■ **Requirement**
Below is a listing; write it out exactly and drop any images from it.

■ **Data shown**

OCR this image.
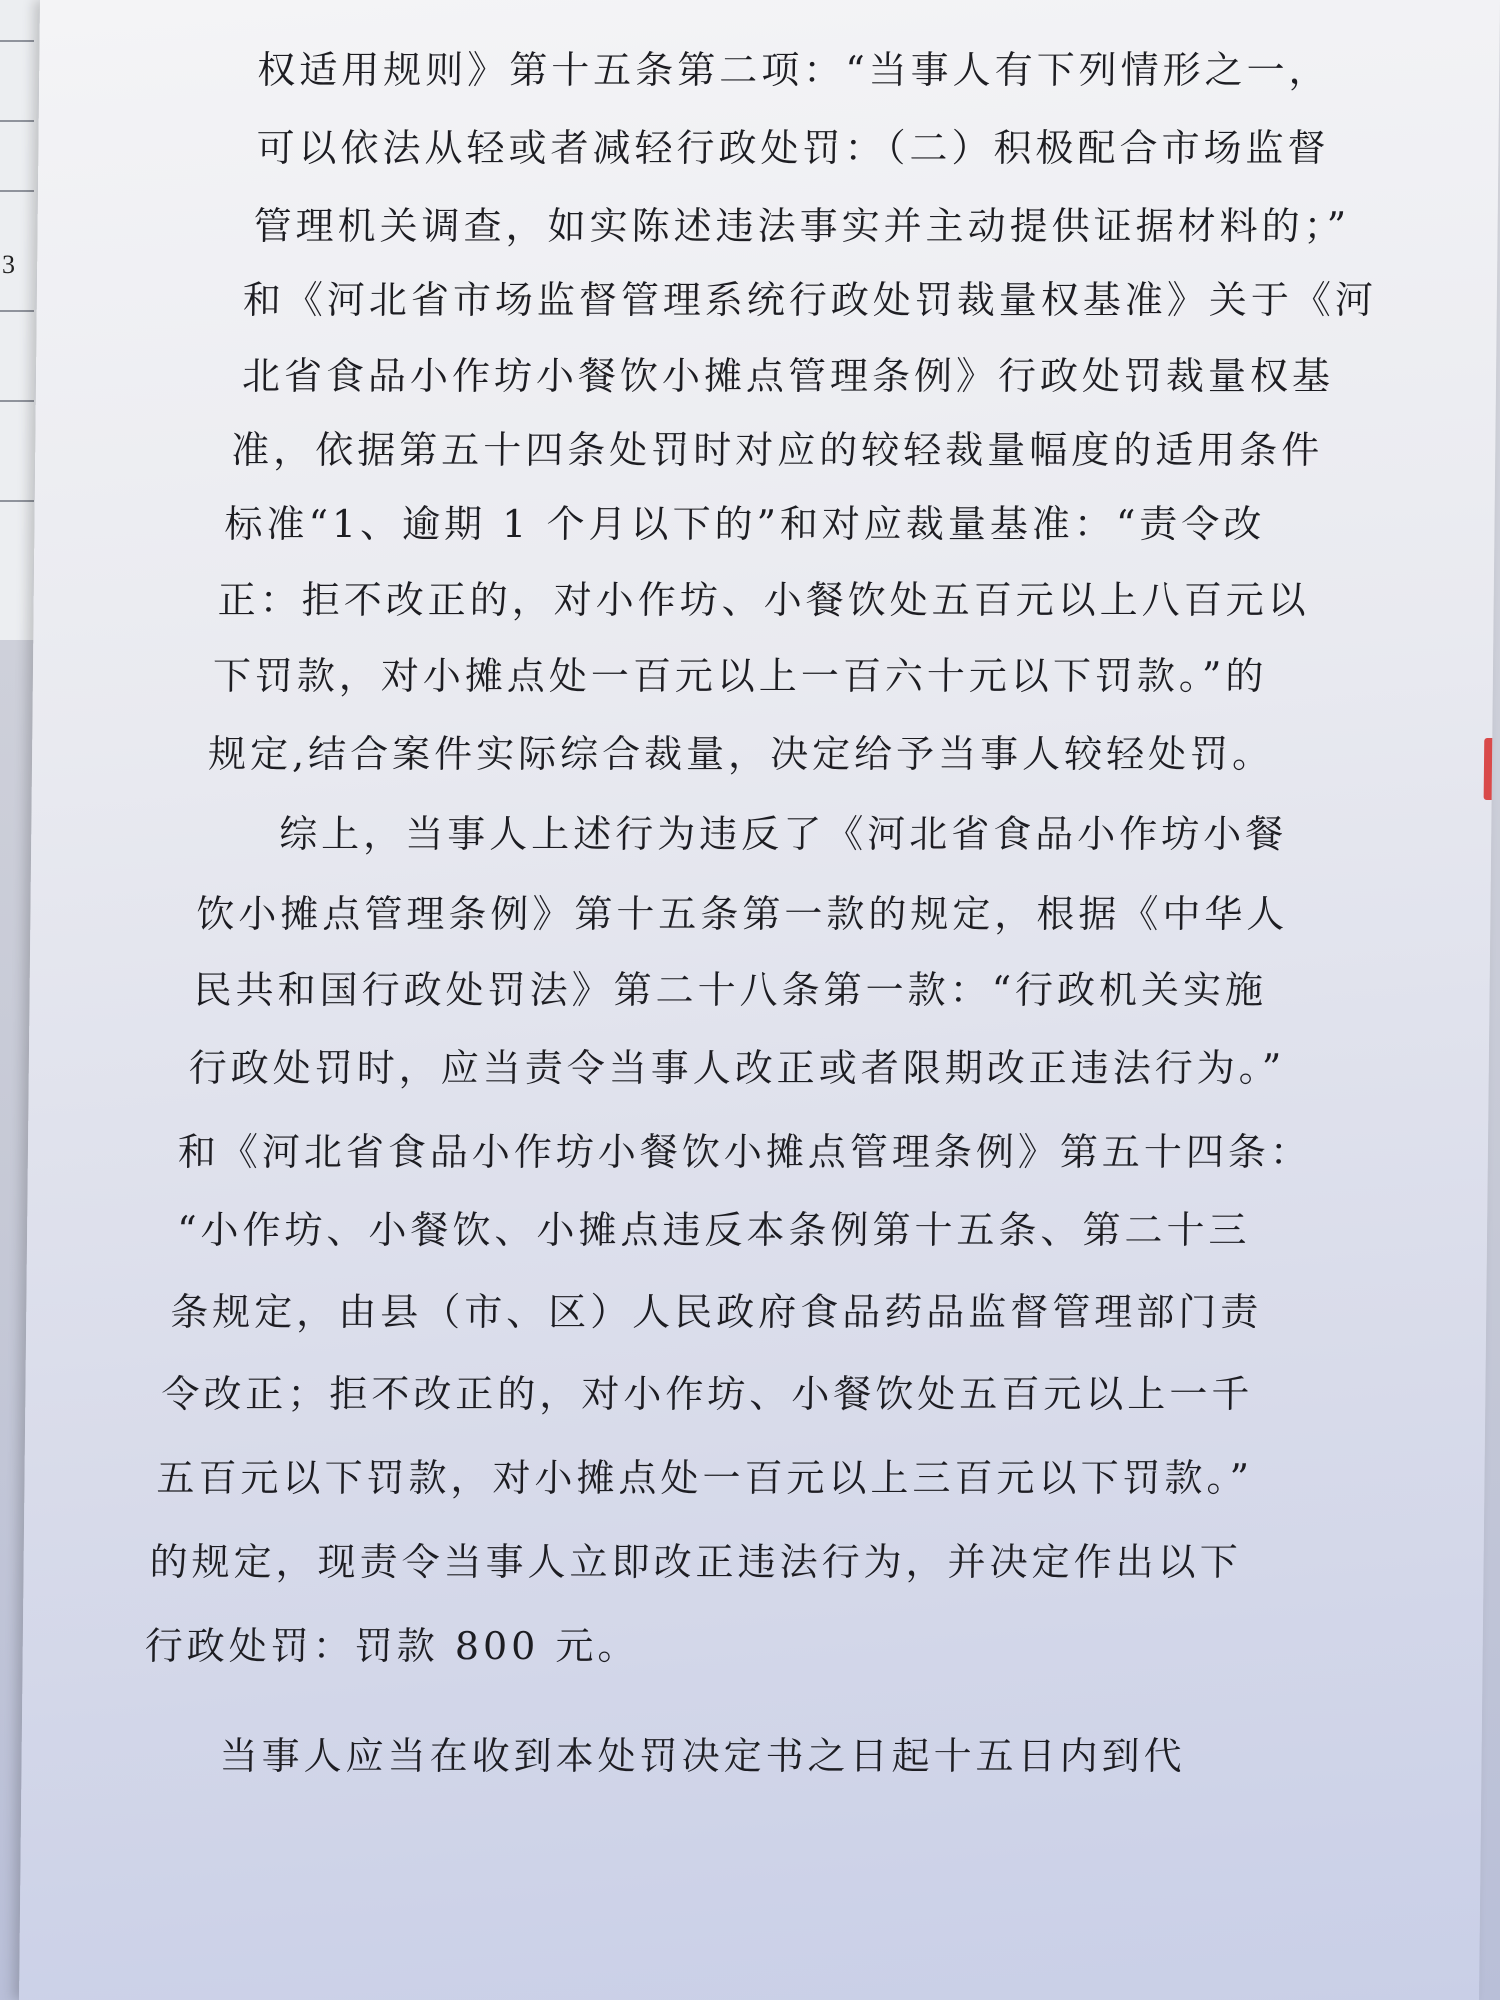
3
权适用规则》第十五条第二项：“当事人有下列情形之一，
可以依法从轻或者减轻行政处罚：（二）积极配合市场监督
管理机关调查，如实陈述违法事实并主动提供证据材料的；”
和《河北省市场监督管理系统行政处罚裁量权基准》关于《河
北省食品小作坊小餐饮小摊点管理条例》行政处罚裁量权基
准，依据第五十四条处罚时对应的较轻裁量幅度的适用条件
标准“1、逾期 1 个月以下的”和对应裁量基准：“责令改
正：拒不改正的，对小作坊、小餐饮处五百元以上八百元以
下罚款，对小摊点处一百元以上一百六十元以下罚款。”的
规定,结合案件实际综合裁量，决定给予当事人较轻处罚。
综上，当事人上述行为违反了《河北省食品小作坊小餐
饮小摊点管理条例》第十五条第一款的规定，根据《中华人
民共和国行政处罚法》第二十八条第一款：“行政机关实施
行政处罚时，应当责令当事人改正或者限期改正违法行为。”
和《河北省食品小作坊小餐饮小摊点管理条例》第五十四条：
“小作坊、小餐饮、小摊点违反本条例第十五条、第二十三
条规定，由县（市、区）人民政府食品药品监督管理部门责
令改正；拒不改正的，对小作坊、小餐饮处五百元以上一千
五百元以下罚款，对小摊点处一百元以上三百元以下罚款。”
的规定，现责令当事人立即改正违法行为，并决定作出以下
行政处罚：罚款 800 元。
当事人应当在收到本处罚决定书之日起十五日内到代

■ **Expected answer**
OCR this image.
3
权适用规则》第十五条第二项：“当事人有下列情形之一，
可以依法从轻或者减轻行政处罚：（二）积极配合市场监督
管理机关调查，如实陈述违法事实并主动提供证据材料的；”
和《河北省市场监督管理系统行政处罚裁量权基准》关于《河
北省食品小作坊小餐饮小摊点管理条例》行政处罚裁量权基
准，依据第五十四条处罚时对应的较轻裁量幅度的适用条件
标准“1、逾期 1 个月以下的”和对应裁量基准：“责令改
正：拒不改正的，对小作坊、小餐饮处五百元以上八百元以
下罚款，对小摊点处一百元以上一百六十元以下罚款。”的
规定,结合案件实际综合裁量，决定给予当事人较轻处罚。
综上，当事人上述行为违反了《河北省食品小作坊小餐
饮小摊点管理条例》第十五条第一款的规定，根据《中华人
民共和国行政处罚法》第二十八条第一款：“行政机关实施
行政处罚时，应当责令当事人改正或者限期改正违法行为。”
和《河北省食品小作坊小餐饮小摊点管理条例》第五十四条：
“小作坊、小餐饮、小摊点违反本条例第十五条、第二十三
条规定，由县（市、区）人民政府食品药品监督管理部门责
令改正；拒不改正的，对小作坊、小餐饮处五百元以上一千
五百元以下罚款，对小摊点处一百元以上三百元以下罚款。”
的规定，现责令当事人立即改正违法行为，并决定作出以下
行政处罚：罚款 800 元。
当事人应当在收到本处罚决定书之日起十五日内到代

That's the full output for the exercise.